- [Task directions]
Copy everything in the data below exactly except the pictures.

- [Listed records]

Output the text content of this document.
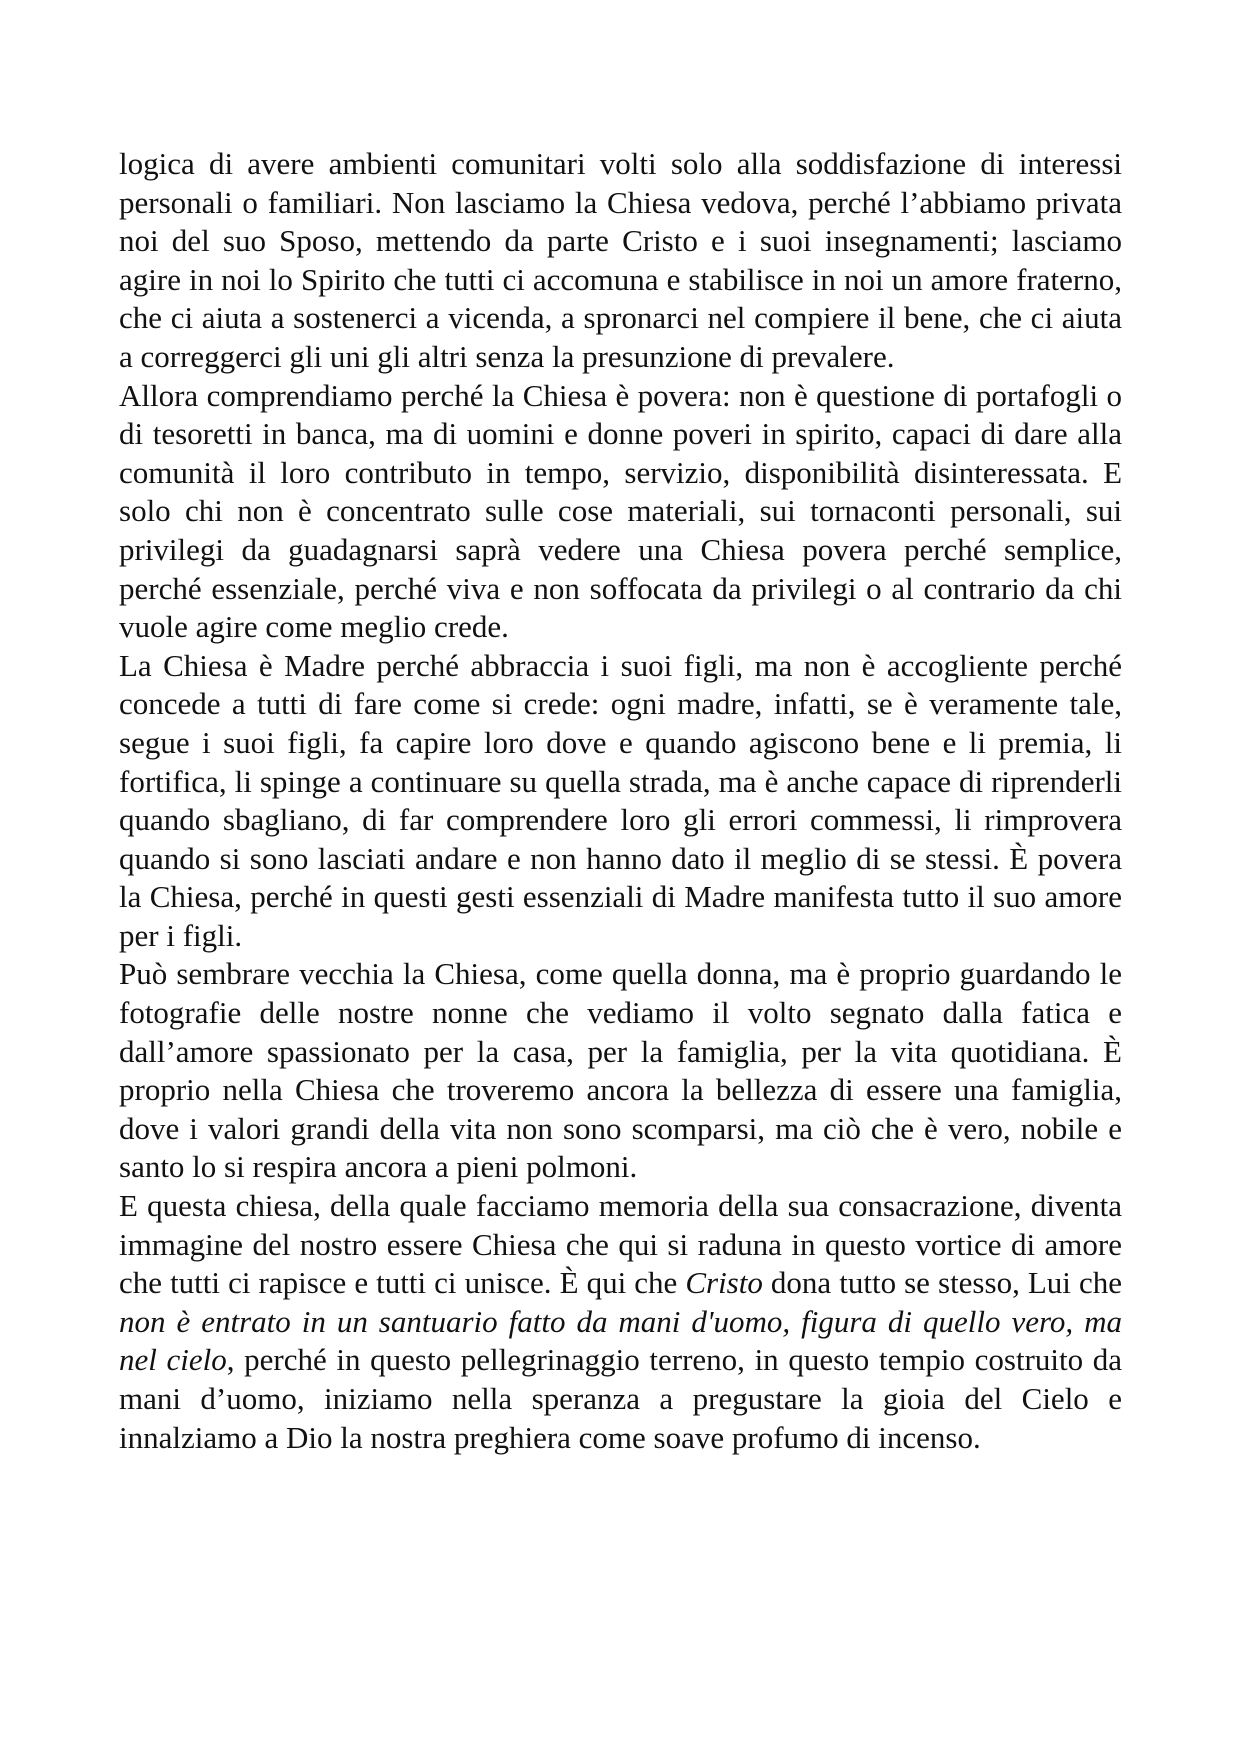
logica di avere ambienti comunitari volti solo alla soddisfazione di interessi personali o familiari. Non lasciamo la Chiesa vedova, perché l’abbiamo privata noi del suo Sposo, mettendo da parte Cristo e i suoi insegnamenti; lasciamo agire in noi lo Spirito che tutti ci accomuna e stabilisce in noi un amore fraterno, che ci aiuta a sostenerci a vicenda, a spronarci nel compiere il bene, che ci aiuta a correggerci gli uni gli altri senza la presunzione di prevalere.

Allora comprendiamo perché la Chiesa è povera: non è questione di portafogli o di tesoretti in banca, ma di uomini e donne poveri in spirito, capaci di dare alla comunità il loro contributo in tempo, servizio, disponibilità disinteressata. E solo chi non è concentrato sulle cose materiali, sui tornaconti personali, sui privilegi da guadagnarsi saprà vedere una Chiesa povera perché semplice, perché essenziale, perché viva e non soffocata da privilegi o al contrario da chi vuole agire come meglio crede.

La Chiesa è Madre perché abbraccia i suoi figli, ma non è accogliente perché concede a tutti di fare come si crede: ogni madre, infatti, se è veramente tale, segue i suoi figli, fa capire loro dove e quando agiscono bene e li premia, li fortifica, li spinge a continuare su quella strada, ma è anche capace di riprenderli quando sbagliano, di far comprendere loro gli errori commessi, li rimprovera quando si sono lasciati andare e non hanno dato il meglio di se stessi. È povera la Chiesa, perché in questi gesti essenziali di Madre manifesta tutto il suo amore per i figli.

Può sembrare vecchia la Chiesa, come quella donna, ma è proprio guardando le fotografie delle nostre nonne che vediamo il volto segnato dalla fatica e dall’amore spassionato per la casa, per la famiglia, per la vita quotidiana. È proprio nella Chiesa che troveremo ancora la bellezza di essere una famiglia, dove i valori grandi della vita non sono scomparsi, ma ciò che è vero, nobile e santo lo si respira ancora a pieni polmoni.

E questa chiesa, della quale facciamo memoria della sua consacrazione, diventa immagine del nostro essere Chiesa che qui si raduna in questo vortice di amore che tutti ci rapisce e tutti ci unisce. È qui che Cristo dona tutto se stesso, Lui che non è entrato in un santuario fatto da mani d'uomo, figura di quello vero, ma nel cielo, perché in questo pellegrinaggio terreno, in questo tempio costruito da mani d’uomo, iniziamo nella speranza a pregustare la gioia del Cielo e innalziamo a Dio la nostra preghiera come soave profumo di incenso.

- [Exercise output]
Output the text content of this document.
logica di avere ambienti comunitari volti solo alla soddisfazione di interessi personali o familiari. Non lasciamo la Chiesa vedova, perché l’abbiamo privata noi del suo Sposo, mettendo da parte Cristo e i suoi insegnamenti; lasciamo agire in noi lo Spirito che tutti ci accomuna e stabilisce in noi un amore fraterno, che ci aiuta a sostenerci a vicenda, a spronarci nel compiere il bene, che ci aiuta a correggerci gli uni gli altri senza la presunzione di prevalere.

Allora comprendiamo perché la Chiesa è povera: non è questione di portafogli o di tesoretti in banca, ma di uomini e donne poveri in spirito, capaci di dare alla comunità il loro contributo in tempo, servizio, disponibilità disinteressata. E solo chi non è concentrato sulle cose materiali, sui tornaconti personali, sui privilegi da guadagnarsi saprà vedere una Chiesa povera perché semplice, perché essenziale, perché viva e non soffocata da privilegi o al contrario da chi vuole agire come meglio crede.

La Chiesa è Madre perché abbraccia i suoi figli, ma non è accogliente perché concede a tutti di fare come si crede: ogni madre, infatti, se è veramente tale, segue i suoi figli, fa capire loro dove e quando agiscono bene e li premia, li fortifica, li spinge a continuare su quella strada, ma è anche capace di riprenderli quando sbagliano, di far comprendere loro gli errori commessi, li rimprovera quando si sono lasciati andare e non hanno dato il meglio di se stessi. È povera la Chiesa, perché in questi gesti essenziali di Madre manifesta tutto il suo amore per i figli.

Può sembrare vecchia la Chiesa, come quella donna, ma è proprio guardando le fotografie delle nostre nonne che vediamo il volto segnato dalla fatica e dall’amore spassionato per la casa, per la famiglia, per la vita quotidiana. È proprio nella Chiesa che troveremo ancora la bellezza di essere una famiglia, dove i valori grandi della vita non sono scomparsi, ma ciò che è vero, nobile e santo lo si respira ancora a pieni polmoni.

E questa chiesa, della quale facciamo memoria della sua consacrazione, diventa immagine del nostro essere Chiesa che qui si raduna in questo vortice di amore che tutti ci rapisce e tutti ci unisce. È qui che Cristo dona tutto se stesso, Lui che non è entrato in un santuario fatto da mani d'uomo, figura di quello vero, ma nel cielo, perché in questo pellegrinaggio terreno, in questo tempio costruito da mani d’uomo, iniziamo nella speranza a pregustare la gioia del Cielo e innalziamo a Dio la nostra preghiera come soave profumo di incenso.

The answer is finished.